» **Data supplied**
===
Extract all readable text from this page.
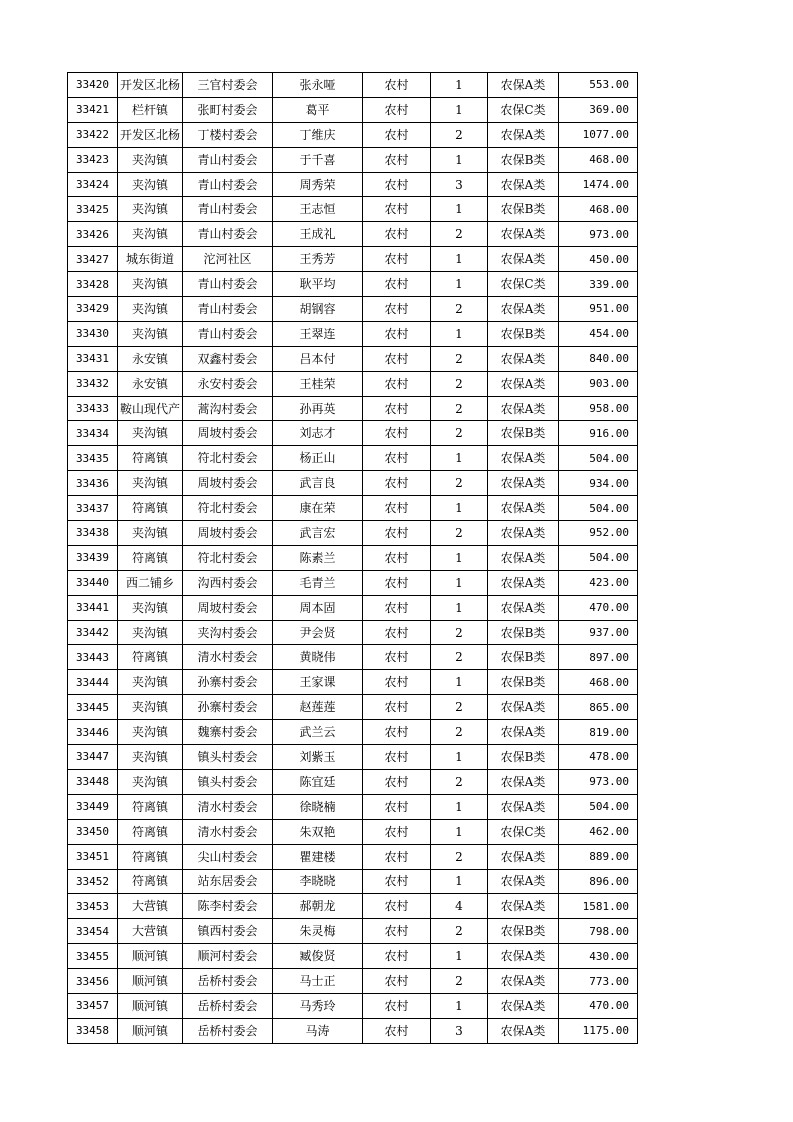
33420	开发区北杨	三官村委会	张永哑	农村	1	农保A类	553.00
33421	栏杆镇	张町村委会	葛平	农村	1	农保C类	369.00
33422	开发区北杨	丁楼村委会	丁维庆	农村	2	农保A类	1077.00
33423	夹沟镇	青山村委会	于千喜	农村	1	农保B类	468.00
33424	夹沟镇	青山村委会	周秀荣	农村	3	农保A类	1474.00
33425	夹沟镇	青山村委会	王志恒	农村	1	农保B类	468.00
33426	夹沟镇	青山村委会	王成礼	农村	2	农保A类	973.00
33427	城东街道	沱河社区	王秀芳	农村	1	农保A类	450.00
33428	夹沟镇	青山村委会	耿平均	农村	1	农保C类	339.00
33429	夹沟镇	青山村委会	胡钢容	农村	2	农保A类	951.00
33430	夹沟镇	青山村委会	王翠连	农村	1	农保B类	454.00
33431	永安镇	双鑫村委会	吕本付	农村	2	农保A类	840.00
33432	永安镇	永安村委会	王桂荣	农村	2	农保A类	903.00
33433	鞍山现代产	蒿沟村委会	孙再英	农村	2	农保A类	958.00
33434	夹沟镇	周坡村委会	刘志才	农村	2	农保B类	916.00
33435	符离镇	符北村委会	杨正山	农村	1	农保A类	504.00
33436	夹沟镇	周坡村委会	武言良	农村	2	农保A类	934.00
33437	符离镇	符北村委会	康在荣	农村	1	农保A类	504.00
33438	夹沟镇	周坡村委会	武言宏	农村	2	农保A类	952.00
33439	符离镇	符北村委会	陈素兰	农村	1	农保A类	504.00
33440	西二铺乡	沟西村委会	毛青兰	农村	1	农保A类	423.00
33441	夹沟镇	周坡村委会	周本固	农村	1	农保A类	470.00
33442	夹沟镇	夹沟村委会	尹会贤	农村	2	农保B类	937.00
33443	符离镇	清水村委会	黄晓伟	农村	2	农保B类	897.00
33444	夹沟镇	孙寨村委会	王家课	农村	1	农保B类	468.00
33445	夹沟镇	孙寨村委会	赵莲莲	农村	2	农保A类	865.00
33446	夹沟镇	魏寨村委会	武兰云	农村	2	农保A类	819.00
33447	夹沟镇	镇头村委会	刘紫玉	农村	1	农保B类	478.00
33448	夹沟镇	镇头村委会	陈宜廷	农村	2	农保A类	973.00
33449	符离镇	清水村委会	徐晓楠	农村	1	农保A类	504.00
33450	符离镇	清水村委会	朱双艳	农村	1	农保C类	462.00
33451	符离镇	尖山村委会	瞿建楼	农村	2	农保A类	889.00
33452	符离镇	站东居委会	李晓晓	农村	1	农保A类	896.00
33453	大营镇	陈李村委会	郝朝龙	农村	4	农保A类	1581.00
33454	大营镇	镇西村委会	朱灵梅	农村	2	农保B类	798.00
33455	顺河镇	顺河村委会	臧俊贤	农村	1	农保A类	430.00
33456	顺河镇	岳桥村委会	马士正	农村	2	农保A类	773.00
33457	顺河镇	岳桥村委会	马秀玲	农村	1	农保A类	470.00
33458	顺河镇	岳桥村委会	马涛	农村	3	农保A类	1175.00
===
Reproduce each entry verbatim, excluding any embedded images.

Extract all readable text from this page.
33420	开发区北杨	三官村委会	张永哑	农村	1	农保A类	553.00
33421	栏杆镇	张町村委会	葛平	农村	1	农保C类	369.00
33422	开发区北杨	丁楼村委会	丁维庆	农村	2	农保A类	1077.00
33423	夹沟镇	青山村委会	于千喜	农村	1	农保B类	468.00
33424	夹沟镇	青山村委会	周秀荣	农村	3	农保A类	1474.00
33425	夹沟镇	青山村委会	王志恒	农村	1	农保B类	468.00
33426	夹沟镇	青山村委会	王成礼	农村	2	农保A类	973.00
33427	城东街道	沱河社区	王秀芳	农村	1	农保A类	450.00
33428	夹沟镇	青山村委会	耿平均	农村	1	农保C类	339.00
33429	夹沟镇	青山村委会	胡钢容	农村	2	农保A类	951.00
33430	夹沟镇	青山村委会	王翠连	农村	1	农保B类	454.00
33431	永安镇	双鑫村委会	吕本付	农村	2	农保A类	840.00
33432	永安镇	永安村委会	王桂荣	农村	2	农保A类	903.00
33433	鞍山现代产	蒿沟村委会	孙再英	农村	2	农保A类	958.00
33434	夹沟镇	周坡村委会	刘志才	农村	2	农保B类	916.00
33435	符离镇	符北村委会	杨正山	农村	1	农保A类	504.00
33436	夹沟镇	周坡村委会	武言良	农村	2	农保A类	934.00
33437	符离镇	符北村委会	康在荣	农村	1	农保A类	504.00
33438	夹沟镇	周坡村委会	武言宏	农村	2	农保A类	952.00
33439	符离镇	符北村委会	陈素兰	农村	1	农保A类	504.00
33440	西二铺乡	沟西村委会	毛青兰	农村	1	农保A类	423.00
33441	夹沟镇	周坡村委会	周本固	农村	1	农保A类	470.00
33442	夹沟镇	夹沟村委会	尹会贤	农村	2	农保B类	937.00
33443	符离镇	清水村委会	黄晓伟	农村	2	农保B类	897.00
33444	夹沟镇	孙寨村委会	王家课	农村	1	农保B类	468.00
33445	夹沟镇	孙寨村委会	赵莲莲	农村	2	农保A类	865.00
33446	夹沟镇	魏寨村委会	武兰云	农村	2	农保A类	819.00
33447	夹沟镇	镇头村委会	刘紫玉	农村	1	农保B类	478.00
33448	夹沟镇	镇头村委会	陈宜廷	农村	2	农保A类	973.00
33449	符离镇	清水村委会	徐晓楠	农村	1	农保A类	504.00
33450	符离镇	清水村委会	朱双艳	农村	1	农保C类	462.00
33451	符离镇	尖山村委会	瞿建楼	农村	2	农保A类	889.00
33452	符离镇	站东居委会	李晓晓	农村	1	农保A类	896.00
33453	大营镇	陈李村委会	郝朝龙	农村	4	农保A类	1581.00
33454	大营镇	镇西村委会	朱灵梅	农村	2	农保B类	798.00
33455	顺河镇	顺河村委会	臧俊贤	农村	1	农保A类	430.00
33456	顺河镇	岳桥村委会	马士正	农村	2	农保A类	773.00
33457	顺河镇	岳桥村委会	马秀玲	农村	1	农保A类	470.00
33458	顺河镇	岳桥村委会	马涛	农村	3	农保A类	1175.00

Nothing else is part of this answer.